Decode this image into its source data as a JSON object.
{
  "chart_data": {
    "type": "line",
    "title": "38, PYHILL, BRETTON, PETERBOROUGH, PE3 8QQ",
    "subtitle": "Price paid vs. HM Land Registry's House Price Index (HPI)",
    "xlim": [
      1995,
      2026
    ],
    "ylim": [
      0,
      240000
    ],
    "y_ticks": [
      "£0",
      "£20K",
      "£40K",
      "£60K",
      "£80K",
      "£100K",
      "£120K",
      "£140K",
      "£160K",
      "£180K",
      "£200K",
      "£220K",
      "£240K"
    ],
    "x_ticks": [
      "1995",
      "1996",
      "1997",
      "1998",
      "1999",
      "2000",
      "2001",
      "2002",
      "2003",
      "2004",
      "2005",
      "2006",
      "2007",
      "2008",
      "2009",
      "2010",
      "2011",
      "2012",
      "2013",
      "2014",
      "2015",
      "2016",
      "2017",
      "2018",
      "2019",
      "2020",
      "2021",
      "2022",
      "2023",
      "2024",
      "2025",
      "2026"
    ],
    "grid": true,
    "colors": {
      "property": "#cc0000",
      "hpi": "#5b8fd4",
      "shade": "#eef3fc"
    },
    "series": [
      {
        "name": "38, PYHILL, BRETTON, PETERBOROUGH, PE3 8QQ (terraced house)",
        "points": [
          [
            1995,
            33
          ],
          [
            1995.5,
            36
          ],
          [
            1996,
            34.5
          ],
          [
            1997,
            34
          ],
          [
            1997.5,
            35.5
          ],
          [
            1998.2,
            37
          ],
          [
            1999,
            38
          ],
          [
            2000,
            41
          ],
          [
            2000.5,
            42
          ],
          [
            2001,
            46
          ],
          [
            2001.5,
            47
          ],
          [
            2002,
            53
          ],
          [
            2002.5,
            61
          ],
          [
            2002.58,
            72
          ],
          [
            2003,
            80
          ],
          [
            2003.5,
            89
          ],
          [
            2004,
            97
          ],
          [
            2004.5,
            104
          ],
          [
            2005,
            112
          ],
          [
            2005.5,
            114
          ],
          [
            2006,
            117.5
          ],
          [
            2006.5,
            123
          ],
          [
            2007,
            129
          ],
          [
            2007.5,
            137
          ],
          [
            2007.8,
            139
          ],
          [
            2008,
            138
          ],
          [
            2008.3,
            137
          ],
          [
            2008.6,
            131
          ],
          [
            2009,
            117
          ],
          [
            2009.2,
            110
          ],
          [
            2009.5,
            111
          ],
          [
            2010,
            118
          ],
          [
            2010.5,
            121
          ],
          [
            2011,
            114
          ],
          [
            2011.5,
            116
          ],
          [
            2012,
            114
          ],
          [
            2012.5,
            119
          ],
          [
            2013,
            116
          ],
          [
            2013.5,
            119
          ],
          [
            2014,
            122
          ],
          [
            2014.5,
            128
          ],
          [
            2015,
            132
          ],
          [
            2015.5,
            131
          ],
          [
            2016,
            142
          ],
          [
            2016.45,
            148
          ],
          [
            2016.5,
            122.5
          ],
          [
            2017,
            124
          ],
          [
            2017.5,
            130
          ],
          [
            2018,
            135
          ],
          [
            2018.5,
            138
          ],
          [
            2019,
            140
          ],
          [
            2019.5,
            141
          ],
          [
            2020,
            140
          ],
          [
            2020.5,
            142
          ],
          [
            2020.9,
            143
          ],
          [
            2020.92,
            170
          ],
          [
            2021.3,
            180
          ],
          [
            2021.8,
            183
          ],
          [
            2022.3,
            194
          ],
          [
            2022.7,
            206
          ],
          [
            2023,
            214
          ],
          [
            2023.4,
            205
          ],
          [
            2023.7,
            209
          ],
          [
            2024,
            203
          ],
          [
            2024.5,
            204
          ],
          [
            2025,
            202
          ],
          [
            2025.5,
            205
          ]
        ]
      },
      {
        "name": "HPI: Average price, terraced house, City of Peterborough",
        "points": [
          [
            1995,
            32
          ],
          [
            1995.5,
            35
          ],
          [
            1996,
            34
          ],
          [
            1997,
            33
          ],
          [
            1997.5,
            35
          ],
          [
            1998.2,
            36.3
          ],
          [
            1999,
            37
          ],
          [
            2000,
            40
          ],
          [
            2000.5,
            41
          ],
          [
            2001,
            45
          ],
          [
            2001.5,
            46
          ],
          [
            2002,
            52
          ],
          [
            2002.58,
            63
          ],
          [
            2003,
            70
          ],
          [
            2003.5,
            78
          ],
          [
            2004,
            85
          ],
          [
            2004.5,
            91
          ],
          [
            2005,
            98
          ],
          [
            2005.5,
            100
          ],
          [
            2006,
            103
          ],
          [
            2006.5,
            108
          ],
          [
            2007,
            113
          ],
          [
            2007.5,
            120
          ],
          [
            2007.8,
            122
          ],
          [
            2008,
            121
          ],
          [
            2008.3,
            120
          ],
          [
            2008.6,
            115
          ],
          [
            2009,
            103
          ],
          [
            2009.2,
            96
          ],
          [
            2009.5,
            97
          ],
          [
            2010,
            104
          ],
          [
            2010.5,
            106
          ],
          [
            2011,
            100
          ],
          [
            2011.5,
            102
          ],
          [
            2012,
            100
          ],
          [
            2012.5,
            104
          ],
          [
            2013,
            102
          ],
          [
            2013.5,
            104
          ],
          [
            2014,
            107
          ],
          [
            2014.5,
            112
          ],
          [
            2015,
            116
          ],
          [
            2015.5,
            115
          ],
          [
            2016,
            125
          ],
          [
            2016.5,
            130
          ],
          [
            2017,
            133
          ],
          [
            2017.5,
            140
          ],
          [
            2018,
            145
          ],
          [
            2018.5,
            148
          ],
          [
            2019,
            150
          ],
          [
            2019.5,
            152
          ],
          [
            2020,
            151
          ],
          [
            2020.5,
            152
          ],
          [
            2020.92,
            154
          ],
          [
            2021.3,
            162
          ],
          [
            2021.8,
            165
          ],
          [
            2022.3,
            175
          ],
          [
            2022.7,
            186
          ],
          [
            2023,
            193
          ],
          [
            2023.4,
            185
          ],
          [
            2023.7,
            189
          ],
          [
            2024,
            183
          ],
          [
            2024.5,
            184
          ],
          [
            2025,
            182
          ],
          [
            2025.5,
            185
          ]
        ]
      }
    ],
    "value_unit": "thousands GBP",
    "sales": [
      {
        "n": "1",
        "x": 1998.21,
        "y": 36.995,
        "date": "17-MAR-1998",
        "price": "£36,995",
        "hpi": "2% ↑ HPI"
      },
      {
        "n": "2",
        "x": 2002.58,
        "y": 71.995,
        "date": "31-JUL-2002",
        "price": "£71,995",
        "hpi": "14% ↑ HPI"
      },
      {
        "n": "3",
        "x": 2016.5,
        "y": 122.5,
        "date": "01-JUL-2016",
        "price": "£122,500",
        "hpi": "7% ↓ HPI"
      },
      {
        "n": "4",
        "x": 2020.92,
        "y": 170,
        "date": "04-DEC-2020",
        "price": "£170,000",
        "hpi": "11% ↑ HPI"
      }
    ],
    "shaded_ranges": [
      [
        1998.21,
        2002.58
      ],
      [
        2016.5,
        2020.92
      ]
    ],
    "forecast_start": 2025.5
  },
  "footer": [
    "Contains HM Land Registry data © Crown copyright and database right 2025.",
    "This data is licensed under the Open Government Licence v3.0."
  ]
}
○ ○ ○ ○ ○
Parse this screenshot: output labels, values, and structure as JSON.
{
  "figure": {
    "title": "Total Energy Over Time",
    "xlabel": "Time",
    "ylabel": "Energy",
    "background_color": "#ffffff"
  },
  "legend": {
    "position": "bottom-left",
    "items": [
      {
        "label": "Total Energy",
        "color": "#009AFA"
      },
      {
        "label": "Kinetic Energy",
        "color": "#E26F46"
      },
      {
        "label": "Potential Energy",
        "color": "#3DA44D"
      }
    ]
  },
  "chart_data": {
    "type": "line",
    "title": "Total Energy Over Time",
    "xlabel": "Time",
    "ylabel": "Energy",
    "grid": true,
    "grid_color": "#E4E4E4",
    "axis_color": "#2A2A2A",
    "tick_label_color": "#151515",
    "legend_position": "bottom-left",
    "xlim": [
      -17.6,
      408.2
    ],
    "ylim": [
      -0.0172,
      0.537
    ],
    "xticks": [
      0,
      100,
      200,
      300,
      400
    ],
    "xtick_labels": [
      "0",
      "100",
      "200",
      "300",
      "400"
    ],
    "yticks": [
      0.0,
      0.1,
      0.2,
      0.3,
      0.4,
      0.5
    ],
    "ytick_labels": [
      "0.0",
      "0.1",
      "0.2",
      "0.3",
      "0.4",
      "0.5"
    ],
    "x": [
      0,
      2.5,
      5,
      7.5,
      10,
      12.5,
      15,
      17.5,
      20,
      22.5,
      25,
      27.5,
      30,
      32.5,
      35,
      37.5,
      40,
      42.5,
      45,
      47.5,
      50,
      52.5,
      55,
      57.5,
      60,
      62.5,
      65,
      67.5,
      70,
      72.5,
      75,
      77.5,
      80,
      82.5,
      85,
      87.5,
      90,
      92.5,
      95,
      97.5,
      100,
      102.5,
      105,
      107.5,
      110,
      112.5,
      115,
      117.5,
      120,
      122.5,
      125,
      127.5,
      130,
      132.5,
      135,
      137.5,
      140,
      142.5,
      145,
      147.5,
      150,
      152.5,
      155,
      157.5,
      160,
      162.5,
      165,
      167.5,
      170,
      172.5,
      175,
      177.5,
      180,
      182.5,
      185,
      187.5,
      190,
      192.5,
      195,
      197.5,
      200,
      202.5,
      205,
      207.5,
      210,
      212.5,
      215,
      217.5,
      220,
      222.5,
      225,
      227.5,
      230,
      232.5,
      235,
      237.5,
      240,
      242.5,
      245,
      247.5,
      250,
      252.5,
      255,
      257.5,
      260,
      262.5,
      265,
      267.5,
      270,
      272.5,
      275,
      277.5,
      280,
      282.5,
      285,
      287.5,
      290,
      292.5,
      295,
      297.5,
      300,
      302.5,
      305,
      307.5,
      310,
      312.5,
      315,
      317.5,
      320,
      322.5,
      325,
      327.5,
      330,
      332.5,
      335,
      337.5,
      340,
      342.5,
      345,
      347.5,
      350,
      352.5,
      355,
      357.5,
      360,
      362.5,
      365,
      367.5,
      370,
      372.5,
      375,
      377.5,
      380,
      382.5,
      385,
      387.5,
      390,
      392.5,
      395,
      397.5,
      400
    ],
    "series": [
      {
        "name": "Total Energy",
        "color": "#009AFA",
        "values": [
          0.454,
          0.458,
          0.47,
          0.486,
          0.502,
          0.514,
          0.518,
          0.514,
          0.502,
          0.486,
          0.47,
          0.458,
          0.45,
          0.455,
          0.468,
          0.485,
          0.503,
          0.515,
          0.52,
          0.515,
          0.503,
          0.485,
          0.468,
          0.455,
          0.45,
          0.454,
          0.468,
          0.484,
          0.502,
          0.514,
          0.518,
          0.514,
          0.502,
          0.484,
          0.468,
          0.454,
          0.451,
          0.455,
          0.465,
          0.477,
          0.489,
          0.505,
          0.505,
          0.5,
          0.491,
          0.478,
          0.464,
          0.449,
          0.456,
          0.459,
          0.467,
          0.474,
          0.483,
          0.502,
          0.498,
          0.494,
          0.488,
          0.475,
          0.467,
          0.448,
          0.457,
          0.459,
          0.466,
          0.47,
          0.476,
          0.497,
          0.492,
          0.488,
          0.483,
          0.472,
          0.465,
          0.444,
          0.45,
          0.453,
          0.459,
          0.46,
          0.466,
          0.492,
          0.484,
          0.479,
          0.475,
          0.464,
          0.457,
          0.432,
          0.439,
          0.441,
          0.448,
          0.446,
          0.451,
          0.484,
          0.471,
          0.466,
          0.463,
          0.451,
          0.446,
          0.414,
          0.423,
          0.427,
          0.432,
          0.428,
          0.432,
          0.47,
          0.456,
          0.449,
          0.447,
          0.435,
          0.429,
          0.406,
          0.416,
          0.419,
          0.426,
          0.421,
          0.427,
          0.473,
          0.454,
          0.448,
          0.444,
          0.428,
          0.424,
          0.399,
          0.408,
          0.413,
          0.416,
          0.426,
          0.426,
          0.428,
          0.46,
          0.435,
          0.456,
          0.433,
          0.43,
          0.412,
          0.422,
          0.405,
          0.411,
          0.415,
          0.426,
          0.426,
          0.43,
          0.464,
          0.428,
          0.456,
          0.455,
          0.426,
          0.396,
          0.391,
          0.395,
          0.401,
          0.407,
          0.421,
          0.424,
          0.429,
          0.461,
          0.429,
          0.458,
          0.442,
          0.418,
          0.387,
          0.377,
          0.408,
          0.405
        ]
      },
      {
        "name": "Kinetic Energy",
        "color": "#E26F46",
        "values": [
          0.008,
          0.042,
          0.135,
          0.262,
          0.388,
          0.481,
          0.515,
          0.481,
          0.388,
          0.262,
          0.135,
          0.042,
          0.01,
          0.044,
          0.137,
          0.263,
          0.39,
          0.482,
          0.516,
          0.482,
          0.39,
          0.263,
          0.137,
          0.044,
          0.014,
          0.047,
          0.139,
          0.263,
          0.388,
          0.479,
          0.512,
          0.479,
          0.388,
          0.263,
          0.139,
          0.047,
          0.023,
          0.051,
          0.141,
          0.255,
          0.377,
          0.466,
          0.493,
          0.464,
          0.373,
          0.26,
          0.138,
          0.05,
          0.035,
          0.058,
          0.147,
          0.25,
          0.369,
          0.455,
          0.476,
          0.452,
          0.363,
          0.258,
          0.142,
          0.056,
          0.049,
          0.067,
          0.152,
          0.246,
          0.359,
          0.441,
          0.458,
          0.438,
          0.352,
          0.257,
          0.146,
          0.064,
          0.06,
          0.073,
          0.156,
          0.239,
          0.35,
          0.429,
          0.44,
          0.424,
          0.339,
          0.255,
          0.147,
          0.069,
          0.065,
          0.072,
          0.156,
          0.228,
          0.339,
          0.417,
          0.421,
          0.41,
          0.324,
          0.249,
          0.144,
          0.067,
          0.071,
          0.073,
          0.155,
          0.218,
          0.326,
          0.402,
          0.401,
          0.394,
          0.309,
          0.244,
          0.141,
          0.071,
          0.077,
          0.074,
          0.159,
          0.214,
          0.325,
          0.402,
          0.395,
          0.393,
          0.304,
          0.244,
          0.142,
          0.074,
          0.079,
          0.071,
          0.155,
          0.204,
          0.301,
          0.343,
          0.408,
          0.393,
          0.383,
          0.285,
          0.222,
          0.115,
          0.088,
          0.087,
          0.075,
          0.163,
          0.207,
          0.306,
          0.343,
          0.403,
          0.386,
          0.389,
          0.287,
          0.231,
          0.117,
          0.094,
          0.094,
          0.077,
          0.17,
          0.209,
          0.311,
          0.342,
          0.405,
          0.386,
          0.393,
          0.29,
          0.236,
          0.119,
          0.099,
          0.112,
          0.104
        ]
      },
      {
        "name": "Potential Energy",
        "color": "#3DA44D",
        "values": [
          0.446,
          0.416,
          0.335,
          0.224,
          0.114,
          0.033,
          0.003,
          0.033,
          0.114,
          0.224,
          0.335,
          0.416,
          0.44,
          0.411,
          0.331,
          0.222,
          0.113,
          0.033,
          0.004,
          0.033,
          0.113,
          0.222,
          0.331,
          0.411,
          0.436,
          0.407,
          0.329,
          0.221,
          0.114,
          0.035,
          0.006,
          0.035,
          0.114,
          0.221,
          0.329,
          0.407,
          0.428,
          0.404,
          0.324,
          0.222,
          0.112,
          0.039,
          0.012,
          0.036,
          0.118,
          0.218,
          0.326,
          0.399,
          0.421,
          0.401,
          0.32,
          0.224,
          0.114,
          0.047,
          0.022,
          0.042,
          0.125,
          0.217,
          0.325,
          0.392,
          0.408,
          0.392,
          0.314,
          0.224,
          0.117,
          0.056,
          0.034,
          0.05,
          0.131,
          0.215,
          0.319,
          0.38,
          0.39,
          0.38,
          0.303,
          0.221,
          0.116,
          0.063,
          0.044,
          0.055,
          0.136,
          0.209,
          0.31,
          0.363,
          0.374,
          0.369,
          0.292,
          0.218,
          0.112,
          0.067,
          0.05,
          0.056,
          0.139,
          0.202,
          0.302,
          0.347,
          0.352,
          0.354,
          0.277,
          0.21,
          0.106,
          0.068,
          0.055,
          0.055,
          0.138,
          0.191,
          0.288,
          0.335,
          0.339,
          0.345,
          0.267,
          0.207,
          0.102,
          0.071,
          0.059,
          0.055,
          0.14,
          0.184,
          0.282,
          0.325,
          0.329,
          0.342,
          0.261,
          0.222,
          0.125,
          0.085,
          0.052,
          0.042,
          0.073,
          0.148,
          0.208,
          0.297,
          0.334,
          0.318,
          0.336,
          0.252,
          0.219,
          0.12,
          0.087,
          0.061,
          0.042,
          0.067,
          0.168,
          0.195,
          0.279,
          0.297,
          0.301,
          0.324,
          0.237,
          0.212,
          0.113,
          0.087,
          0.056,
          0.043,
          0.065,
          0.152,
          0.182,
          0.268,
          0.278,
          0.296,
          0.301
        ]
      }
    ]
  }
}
○ ○ ○ ○ ○
* Exercise prompt:
Each line of the data that includes the word "Kinetic" counts once; report the total and nothing more.

* Solution to this problem:
2